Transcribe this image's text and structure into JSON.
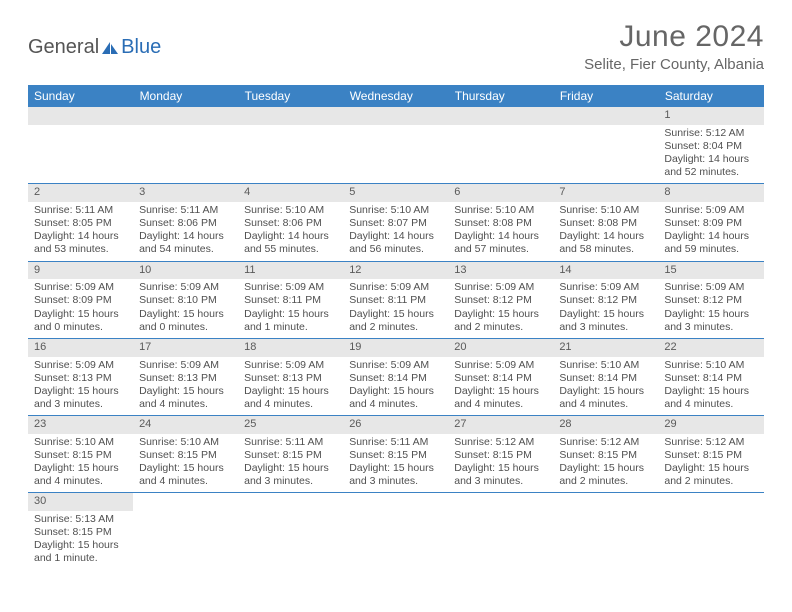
{
  "logo": {
    "part1": "General",
    "part2": "Blue"
  },
  "header": {
    "title": "June 2024",
    "location": "Selite, Fier County, Albania"
  },
  "weekdays": [
    "Sunday",
    "Monday",
    "Tuesday",
    "Wednesday",
    "Thursday",
    "Friday",
    "Saturday"
  ],
  "colors": {
    "header_bg": "#3b82c4",
    "daynum_bg": "#e7e7e7",
    "cell_border": "#3b82c4",
    "logo_blue": "#2a6db5"
  },
  "weeks": [
    [
      null,
      null,
      null,
      null,
      null,
      null,
      {
        "n": "1",
        "sr": "Sunrise: 5:12 AM",
        "ss": "Sunset: 8:04 PM",
        "dl1": "Daylight: 14 hours",
        "dl2": "and 52 minutes."
      }
    ],
    [
      {
        "n": "2",
        "sr": "Sunrise: 5:11 AM",
        "ss": "Sunset: 8:05 PM",
        "dl1": "Daylight: 14 hours",
        "dl2": "and 53 minutes."
      },
      {
        "n": "3",
        "sr": "Sunrise: 5:11 AM",
        "ss": "Sunset: 8:06 PM",
        "dl1": "Daylight: 14 hours",
        "dl2": "and 54 minutes."
      },
      {
        "n": "4",
        "sr": "Sunrise: 5:10 AM",
        "ss": "Sunset: 8:06 PM",
        "dl1": "Daylight: 14 hours",
        "dl2": "and 55 minutes."
      },
      {
        "n": "5",
        "sr": "Sunrise: 5:10 AM",
        "ss": "Sunset: 8:07 PM",
        "dl1": "Daylight: 14 hours",
        "dl2": "and 56 minutes."
      },
      {
        "n": "6",
        "sr": "Sunrise: 5:10 AM",
        "ss": "Sunset: 8:08 PM",
        "dl1": "Daylight: 14 hours",
        "dl2": "and 57 minutes."
      },
      {
        "n": "7",
        "sr": "Sunrise: 5:10 AM",
        "ss": "Sunset: 8:08 PM",
        "dl1": "Daylight: 14 hours",
        "dl2": "and 58 minutes."
      },
      {
        "n": "8",
        "sr": "Sunrise: 5:09 AM",
        "ss": "Sunset: 8:09 PM",
        "dl1": "Daylight: 14 hours",
        "dl2": "and 59 minutes."
      }
    ],
    [
      {
        "n": "9",
        "sr": "Sunrise: 5:09 AM",
        "ss": "Sunset: 8:09 PM",
        "dl1": "Daylight: 15 hours",
        "dl2": "and 0 minutes."
      },
      {
        "n": "10",
        "sr": "Sunrise: 5:09 AM",
        "ss": "Sunset: 8:10 PM",
        "dl1": "Daylight: 15 hours",
        "dl2": "and 0 minutes."
      },
      {
        "n": "11",
        "sr": "Sunrise: 5:09 AM",
        "ss": "Sunset: 8:11 PM",
        "dl1": "Daylight: 15 hours",
        "dl2": "and 1 minute."
      },
      {
        "n": "12",
        "sr": "Sunrise: 5:09 AM",
        "ss": "Sunset: 8:11 PM",
        "dl1": "Daylight: 15 hours",
        "dl2": "and 2 minutes."
      },
      {
        "n": "13",
        "sr": "Sunrise: 5:09 AM",
        "ss": "Sunset: 8:12 PM",
        "dl1": "Daylight: 15 hours",
        "dl2": "and 2 minutes."
      },
      {
        "n": "14",
        "sr": "Sunrise: 5:09 AM",
        "ss": "Sunset: 8:12 PM",
        "dl1": "Daylight: 15 hours",
        "dl2": "and 3 minutes."
      },
      {
        "n": "15",
        "sr": "Sunrise: 5:09 AM",
        "ss": "Sunset: 8:12 PM",
        "dl1": "Daylight: 15 hours",
        "dl2": "and 3 minutes."
      }
    ],
    [
      {
        "n": "16",
        "sr": "Sunrise: 5:09 AM",
        "ss": "Sunset: 8:13 PM",
        "dl1": "Daylight: 15 hours",
        "dl2": "and 3 minutes."
      },
      {
        "n": "17",
        "sr": "Sunrise: 5:09 AM",
        "ss": "Sunset: 8:13 PM",
        "dl1": "Daylight: 15 hours",
        "dl2": "and 4 minutes."
      },
      {
        "n": "18",
        "sr": "Sunrise: 5:09 AM",
        "ss": "Sunset: 8:13 PM",
        "dl1": "Daylight: 15 hours",
        "dl2": "and 4 minutes."
      },
      {
        "n": "19",
        "sr": "Sunrise: 5:09 AM",
        "ss": "Sunset: 8:14 PM",
        "dl1": "Daylight: 15 hours",
        "dl2": "and 4 minutes."
      },
      {
        "n": "20",
        "sr": "Sunrise: 5:09 AM",
        "ss": "Sunset: 8:14 PM",
        "dl1": "Daylight: 15 hours",
        "dl2": "and 4 minutes."
      },
      {
        "n": "21",
        "sr": "Sunrise: 5:10 AM",
        "ss": "Sunset: 8:14 PM",
        "dl1": "Daylight: 15 hours",
        "dl2": "and 4 minutes."
      },
      {
        "n": "22",
        "sr": "Sunrise: 5:10 AM",
        "ss": "Sunset: 8:14 PM",
        "dl1": "Daylight: 15 hours",
        "dl2": "and 4 minutes."
      }
    ],
    [
      {
        "n": "23",
        "sr": "Sunrise: 5:10 AM",
        "ss": "Sunset: 8:15 PM",
        "dl1": "Daylight: 15 hours",
        "dl2": "and 4 minutes."
      },
      {
        "n": "24",
        "sr": "Sunrise: 5:10 AM",
        "ss": "Sunset: 8:15 PM",
        "dl1": "Daylight: 15 hours",
        "dl2": "and 4 minutes."
      },
      {
        "n": "25",
        "sr": "Sunrise: 5:11 AM",
        "ss": "Sunset: 8:15 PM",
        "dl1": "Daylight: 15 hours",
        "dl2": "and 3 minutes."
      },
      {
        "n": "26",
        "sr": "Sunrise: 5:11 AM",
        "ss": "Sunset: 8:15 PM",
        "dl1": "Daylight: 15 hours",
        "dl2": "and 3 minutes."
      },
      {
        "n": "27",
        "sr": "Sunrise: 5:12 AM",
        "ss": "Sunset: 8:15 PM",
        "dl1": "Daylight: 15 hours",
        "dl2": "and 3 minutes."
      },
      {
        "n": "28",
        "sr": "Sunrise: 5:12 AM",
        "ss": "Sunset: 8:15 PM",
        "dl1": "Daylight: 15 hours",
        "dl2": "and 2 minutes."
      },
      {
        "n": "29",
        "sr": "Sunrise: 5:12 AM",
        "ss": "Sunset: 8:15 PM",
        "dl1": "Daylight: 15 hours",
        "dl2": "and 2 minutes."
      }
    ],
    [
      {
        "n": "30",
        "sr": "Sunrise: 5:13 AM",
        "ss": "Sunset: 8:15 PM",
        "dl1": "Daylight: 15 hours",
        "dl2": "and 1 minute."
      },
      null,
      null,
      null,
      null,
      null,
      null
    ]
  ]
}
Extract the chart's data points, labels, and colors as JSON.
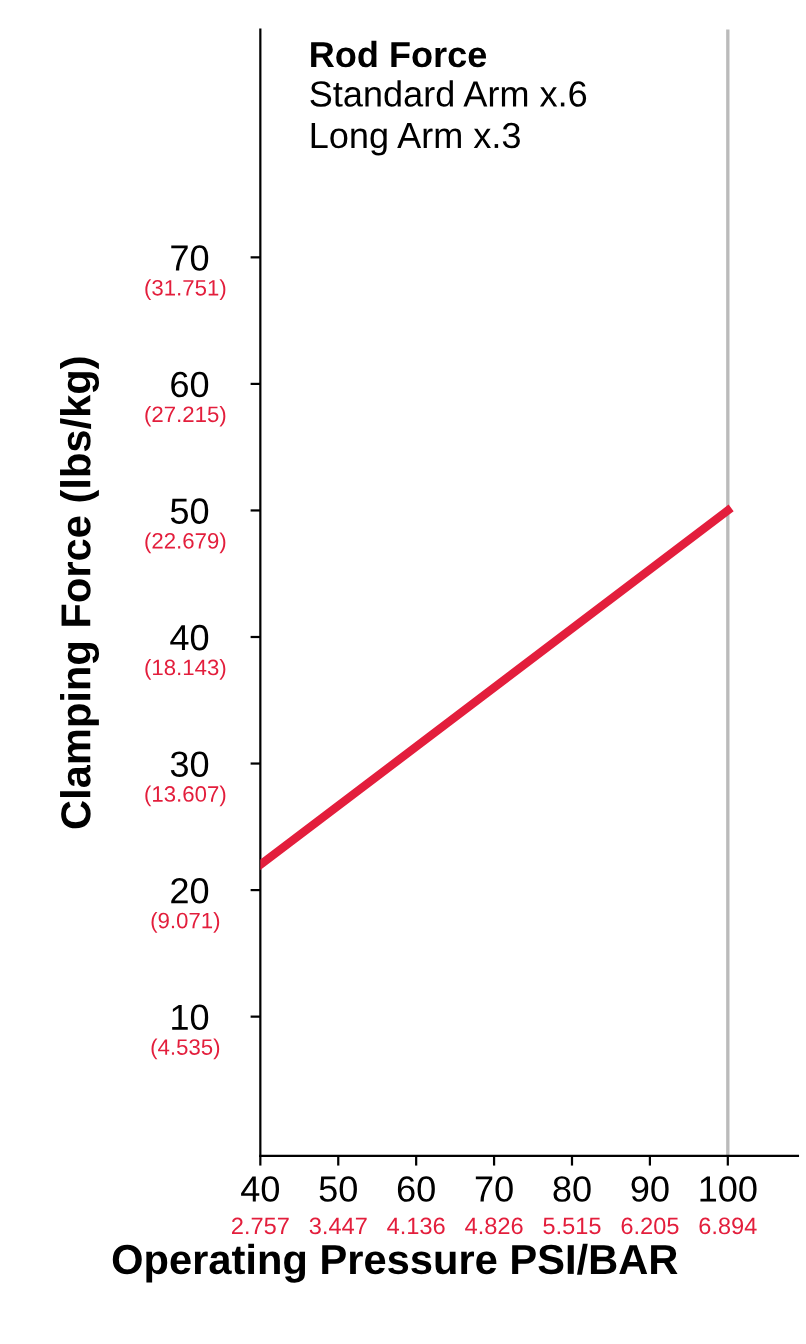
{
  "chart_data": {
    "type": "line",
    "title": "Rod Force",
    "subtitle": "Standard Arm x.6\nLong Arm x.3",
    "xlabel": "Operating Pressure PSI/BAR",
    "y2label": "Clamping Force (lbs/kg)",
    "x": [
      40,
      100
    ],
    "series": [
      {
        "color": "#e31e3c",
        "values": [
          22,
          50
        ]
      }
    ],
    "xlim": [
      40,
      109
    ],
    "ylim": [
      -1,
      88
    ],
    "xticks": [
      40,
      50,
      60,
      70,
      80,
      90,
      100
    ],
    "yticks": [
      10,
      20,
      30,
      40,
      50,
      60,
      70
    ],
    "x2lim": [
      2.757,
      7.515
    ],
    "x2ticks": [
      2.757,
      3.447,
      4.136,
      4.826,
      5.515,
      6.205,
      6.894
    ],
    "y2lim": [
      0.622,
      40.992
    ],
    "y2ticks": [
      {
        "value": 4.535,
        "label": "(4.535)"
      },
      {
        "value": 9.071,
        "label": "(9.071)"
      },
      {
        "value": 13.607,
        "label": "(13.607)"
      },
      {
        "value": 18.143,
        "label": "(18.143)"
      },
      {
        "value": 22.679,
        "label": "(22.679)"
      },
      {
        "value": 27.215,
        "label": "(27.215)"
      },
      {
        "value": 31.751,
        "label": "(31.751)"
      }
    ],
    "ref_lines": [
      {
        "axis": "x",
        "value": 100,
        "color": "#bbbbbb"
      }
    ],
    "grid": false,
    "legend": false
  }
}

-*-

Exercise: Take the line containing "Extract the chart's" and all lines after it to the end of the data above, and reproduce them exactly, leaving out pictures. Nothing else belongs in the copy.

Task result:
Extract the chart's data points, labels, and colors as JSON.
{
  "chart_data": {
    "type": "line",
    "title": "Rod Force",
    "subtitle": "Standard Arm x.6\nLong Arm x.3",
    "xlabel": "Operating Pressure PSI/BAR",
    "y2label": "Clamping Force (lbs/kg)",
    "x": [
      40,
      100
    ],
    "series": [
      {
        "color": "#e31e3c",
        "values": [
          22,
          50
        ]
      }
    ],
    "xlim": [
      40,
      109
    ],
    "ylim": [
      -1,
      88
    ],
    "xticks": [
      40,
      50,
      60,
      70,
      80,
      90,
      100
    ],
    "yticks": [
      10,
      20,
      30,
      40,
      50,
      60,
      70
    ],
    "x2lim": [
      2.757,
      7.515
    ],
    "x2ticks": [
      2.757,
      3.447,
      4.136,
      4.826,
      5.515,
      6.205,
      6.894
    ],
    "y2lim": [
      0.622,
      40.992
    ],
    "y2ticks": [
      {
        "value": 4.535,
        "label": "(4.535)"
      },
      {
        "value": 9.071,
        "label": "(9.071)"
      },
      {
        "value": 13.607,
        "label": "(13.607)"
      },
      {
        "value": 18.143,
        "label": "(18.143)"
      },
      {
        "value": 22.679,
        "label": "(22.679)"
      },
      {
        "value": 27.215,
        "label": "(27.215)"
      },
      {
        "value": 31.751,
        "label": "(31.751)"
      }
    ],
    "ref_lines": [
      {
        "axis": "x",
        "value": 100,
        "color": "#bbbbbb"
      }
    ],
    "grid": false,
    "legend": false
  }
}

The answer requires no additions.